_EXERCISE BRIEF_
Look through the data and write out every line with the word "الخصال" in it.

Dataset items

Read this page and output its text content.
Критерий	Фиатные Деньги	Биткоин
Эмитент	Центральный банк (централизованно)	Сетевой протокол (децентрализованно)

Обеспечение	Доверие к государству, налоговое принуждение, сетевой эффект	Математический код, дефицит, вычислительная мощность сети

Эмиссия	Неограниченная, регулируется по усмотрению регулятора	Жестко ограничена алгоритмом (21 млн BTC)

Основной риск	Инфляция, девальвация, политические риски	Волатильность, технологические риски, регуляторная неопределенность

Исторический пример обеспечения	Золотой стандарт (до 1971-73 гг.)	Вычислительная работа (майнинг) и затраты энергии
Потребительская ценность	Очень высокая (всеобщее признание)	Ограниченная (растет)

* * *

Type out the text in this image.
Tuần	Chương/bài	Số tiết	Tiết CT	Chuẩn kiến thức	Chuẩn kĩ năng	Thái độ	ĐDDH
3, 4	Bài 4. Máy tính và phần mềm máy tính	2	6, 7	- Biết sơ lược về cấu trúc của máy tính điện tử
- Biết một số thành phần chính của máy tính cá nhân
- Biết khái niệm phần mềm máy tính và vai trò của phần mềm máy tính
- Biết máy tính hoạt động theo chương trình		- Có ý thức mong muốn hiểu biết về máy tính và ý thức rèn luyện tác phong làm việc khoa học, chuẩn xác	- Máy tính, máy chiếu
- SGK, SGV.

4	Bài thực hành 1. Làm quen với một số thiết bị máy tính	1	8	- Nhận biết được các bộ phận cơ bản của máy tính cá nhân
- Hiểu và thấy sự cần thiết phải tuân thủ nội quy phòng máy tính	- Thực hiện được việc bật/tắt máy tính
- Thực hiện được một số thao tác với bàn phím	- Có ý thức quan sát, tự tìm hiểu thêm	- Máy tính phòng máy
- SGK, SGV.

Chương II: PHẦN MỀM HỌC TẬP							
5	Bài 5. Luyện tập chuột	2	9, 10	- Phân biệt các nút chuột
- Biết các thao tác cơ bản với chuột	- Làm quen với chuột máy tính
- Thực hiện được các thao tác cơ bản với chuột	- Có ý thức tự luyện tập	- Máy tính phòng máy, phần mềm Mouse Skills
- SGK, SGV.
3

==

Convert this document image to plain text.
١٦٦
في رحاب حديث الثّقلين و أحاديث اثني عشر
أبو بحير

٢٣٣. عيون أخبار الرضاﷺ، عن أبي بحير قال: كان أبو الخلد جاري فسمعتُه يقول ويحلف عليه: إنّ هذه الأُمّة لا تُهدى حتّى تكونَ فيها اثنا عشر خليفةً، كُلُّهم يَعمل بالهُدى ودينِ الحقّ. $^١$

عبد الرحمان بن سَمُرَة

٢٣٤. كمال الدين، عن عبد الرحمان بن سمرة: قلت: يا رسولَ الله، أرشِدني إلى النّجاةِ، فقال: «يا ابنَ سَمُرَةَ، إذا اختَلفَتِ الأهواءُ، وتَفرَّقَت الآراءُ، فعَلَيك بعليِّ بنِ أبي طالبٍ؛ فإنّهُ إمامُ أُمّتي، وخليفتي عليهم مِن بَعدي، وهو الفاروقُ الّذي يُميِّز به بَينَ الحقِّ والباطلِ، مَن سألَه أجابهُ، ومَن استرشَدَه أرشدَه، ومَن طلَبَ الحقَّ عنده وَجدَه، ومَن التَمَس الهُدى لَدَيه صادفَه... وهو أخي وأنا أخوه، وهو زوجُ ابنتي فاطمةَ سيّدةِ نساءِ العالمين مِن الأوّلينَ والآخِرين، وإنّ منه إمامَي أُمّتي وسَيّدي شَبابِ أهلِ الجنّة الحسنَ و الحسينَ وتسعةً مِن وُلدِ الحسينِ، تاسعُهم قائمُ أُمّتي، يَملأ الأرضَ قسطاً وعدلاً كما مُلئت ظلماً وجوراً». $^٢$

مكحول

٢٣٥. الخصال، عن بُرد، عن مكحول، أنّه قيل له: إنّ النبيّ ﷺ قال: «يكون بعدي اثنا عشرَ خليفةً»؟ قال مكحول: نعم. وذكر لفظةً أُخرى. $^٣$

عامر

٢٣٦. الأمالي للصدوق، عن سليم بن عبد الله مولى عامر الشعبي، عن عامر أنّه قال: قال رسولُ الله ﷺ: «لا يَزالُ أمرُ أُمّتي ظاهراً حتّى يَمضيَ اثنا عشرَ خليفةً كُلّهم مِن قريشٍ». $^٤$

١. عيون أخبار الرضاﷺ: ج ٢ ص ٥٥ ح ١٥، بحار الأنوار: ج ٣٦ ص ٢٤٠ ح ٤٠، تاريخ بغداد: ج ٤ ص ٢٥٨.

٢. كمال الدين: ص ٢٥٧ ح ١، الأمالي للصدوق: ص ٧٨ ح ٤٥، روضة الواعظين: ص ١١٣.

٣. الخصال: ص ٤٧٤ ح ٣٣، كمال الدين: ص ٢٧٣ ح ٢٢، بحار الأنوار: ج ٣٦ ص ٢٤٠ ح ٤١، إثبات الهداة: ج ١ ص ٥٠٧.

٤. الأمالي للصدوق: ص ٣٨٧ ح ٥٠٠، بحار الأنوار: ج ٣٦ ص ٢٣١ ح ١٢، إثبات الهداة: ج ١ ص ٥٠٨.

_FINISHED ANSWER_
٢٣٥. الخصال، عن بُرد، عن مكحول، أنّه قيل له: إنّ النبيّ ﷺ قال: «يكون بعدي اثنا عشرَ خليفةً»؟ قال مكحول: نعم. وذكر لفظةً أُخرى. $^٣$
٣. الخصال: ص ٤٧٤ ح ٣٣، كمال الدين: ص ٢٧٣ ح ٢٢، بحار الأنوار: ج ٣٦ ص ٢٤٠ ح ٤١، إثبات الهداة: ج ١ ص ٥٠٧.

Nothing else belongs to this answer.